> [PROBLEM REQUIREMENTS]
A line counts if it contains the string "ylabel"; say how many such lines there are, giving only the number.

--- Begin ---

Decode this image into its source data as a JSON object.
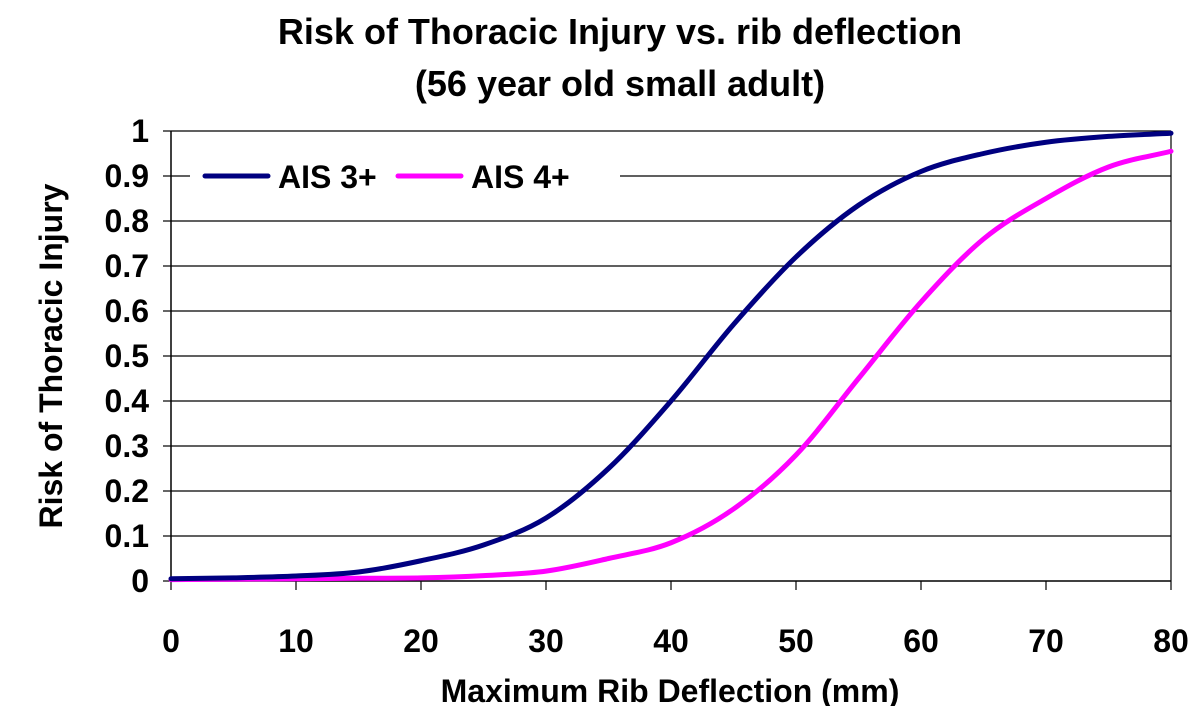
{
  "chart_data": {
    "type": "line",
    "title": "Risk of Thoracic Injury vs. rib deflection",
    "subtitle": "(56 year old small adult)",
    "xlabel": "Maximum Rib Deflection (mm)",
    "ylabel": "Risk of Thoracic Injury",
    "xlim": [
      0,
      80
    ],
    "ylim": [
      0,
      1
    ],
    "xticks": [
      "0",
      "10",
      "20",
      "30",
      "40",
      "50",
      "60",
      "70",
      "80"
    ],
    "yticks": [
      "0",
      "0.1",
      "0.2",
      "0.3",
      "0.4",
      "0.5",
      "0.6",
      "0.7",
      "0.8",
      "0.9",
      "1"
    ],
    "grid": "horizontal",
    "legend": "top-left",
    "x": [
      0,
      5,
      10,
      15,
      20,
      25,
      30,
      35,
      40,
      45,
      50,
      55,
      60,
      65,
      70,
      75,
      80
    ],
    "series": [
      {
        "name": "AIS 3+",
        "color": "#000080",
        "values": [
          0.005,
          0.007,
          0.011,
          0.02,
          0.045,
          0.08,
          0.14,
          0.25,
          0.4,
          0.57,
          0.72,
          0.835,
          0.91,
          0.95,
          0.975,
          0.988,
          0.995
        ]
      },
      {
        "name": "AIS 4+",
        "color": "#ff00ff",
        "values": [
          0.003,
          0.004,
          0.005,
          0.006,
          0.007,
          0.012,
          0.022,
          0.05,
          0.085,
          0.16,
          0.28,
          0.45,
          0.62,
          0.76,
          0.85,
          0.92,
          0.955
        ]
      }
    ]
  }
}
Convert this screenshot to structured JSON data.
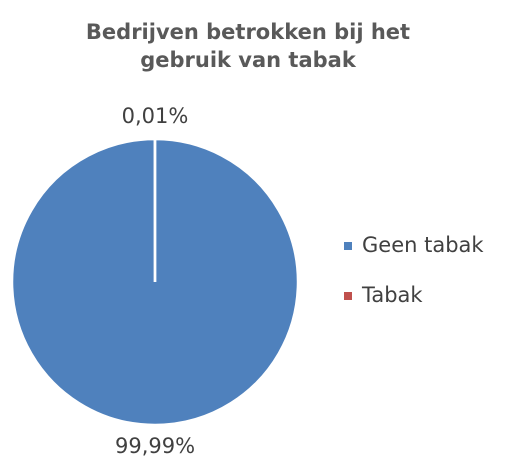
{
  "chart_data": {
    "type": "pie",
    "title": "Bedrijven betrokken bij het gebruik van tabak",
    "categories": [
      "Geen tabak",
      "Tabak"
    ],
    "values": [
      99.99,
      0.01
    ],
    "value_labels": [
      "99,99%",
      "0,01%"
    ],
    "colors": [
      "#4f81bd",
      "#c0504d"
    ],
    "legend": "right"
  }
}
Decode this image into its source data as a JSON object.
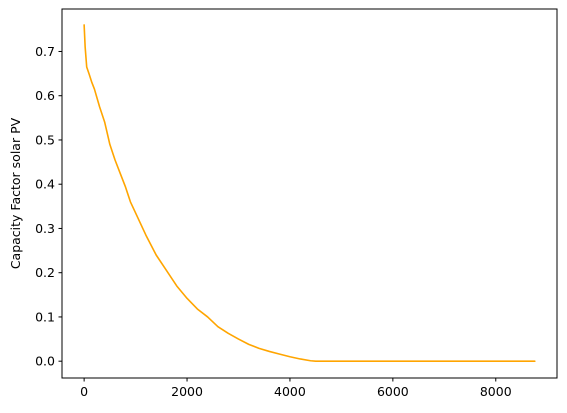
{
  "chart_data": {
    "type": "line",
    "title": "",
    "xlabel": "",
    "ylabel": "Capacity Factor solar PV",
    "xlim": [
      -430,
      9190
    ],
    "ylim": [
      -0.038,
      0.796
    ],
    "xticks": [
      0,
      2000,
      4000,
      6000,
      8000
    ],
    "xtick_labels": [
      "0",
      "2000",
      "4000",
      "6000",
      "8000"
    ],
    "yticks": [
      0.0,
      0.1,
      0.2,
      0.3,
      0.4,
      0.5,
      0.6,
      0.7
    ],
    "ytick_labels": [
      "0.0",
      "0.1",
      "0.2",
      "0.3",
      "0.4",
      "0.5",
      "0.6",
      "0.7"
    ],
    "grid": false,
    "legend": "none",
    "series": [
      {
        "color": "#ffa500",
        "x": [
          0,
          20,
          50,
          100,
          150,
          200,
          300,
          400,
          500,
          600,
          700,
          800,
          900,
          1000,
          1200,
          1400,
          1600,
          1800,
          2000,
          2200,
          2400,
          2600,
          2800,
          3000,
          3200,
          3400,
          3600,
          3800,
          4000,
          4200,
          4400,
          4500,
          5000,
          6000,
          7000,
          8000,
          8759
        ],
        "y": [
          0.76,
          0.71,
          0.665,
          0.648,
          0.63,
          0.615,
          0.575,
          0.54,
          0.49,
          0.455,
          0.425,
          0.395,
          0.36,
          0.335,
          0.285,
          0.24,
          0.205,
          0.17,
          0.142,
          0.118,
          0.1,
          0.078,
          0.063,
          0.05,
          0.038,
          0.029,
          0.022,
          0.016,
          0.01,
          0.005,
          0.001,
          0.0,
          0.0,
          0.0,
          0.0,
          0.0,
          0.0
        ]
      }
    ]
  }
}
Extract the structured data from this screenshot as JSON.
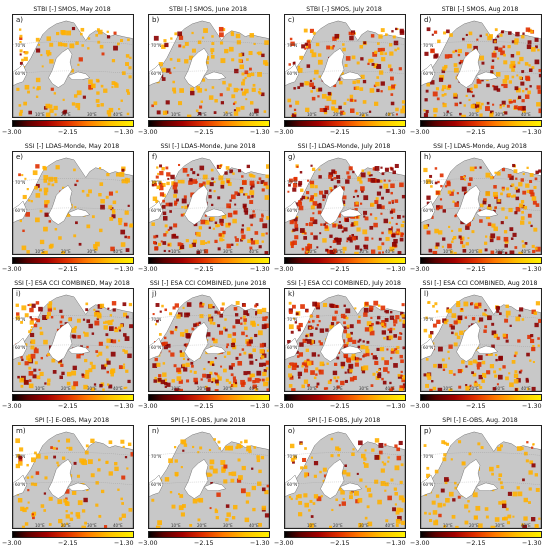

--- End ---

> [EXERCISE OUTPUT]
2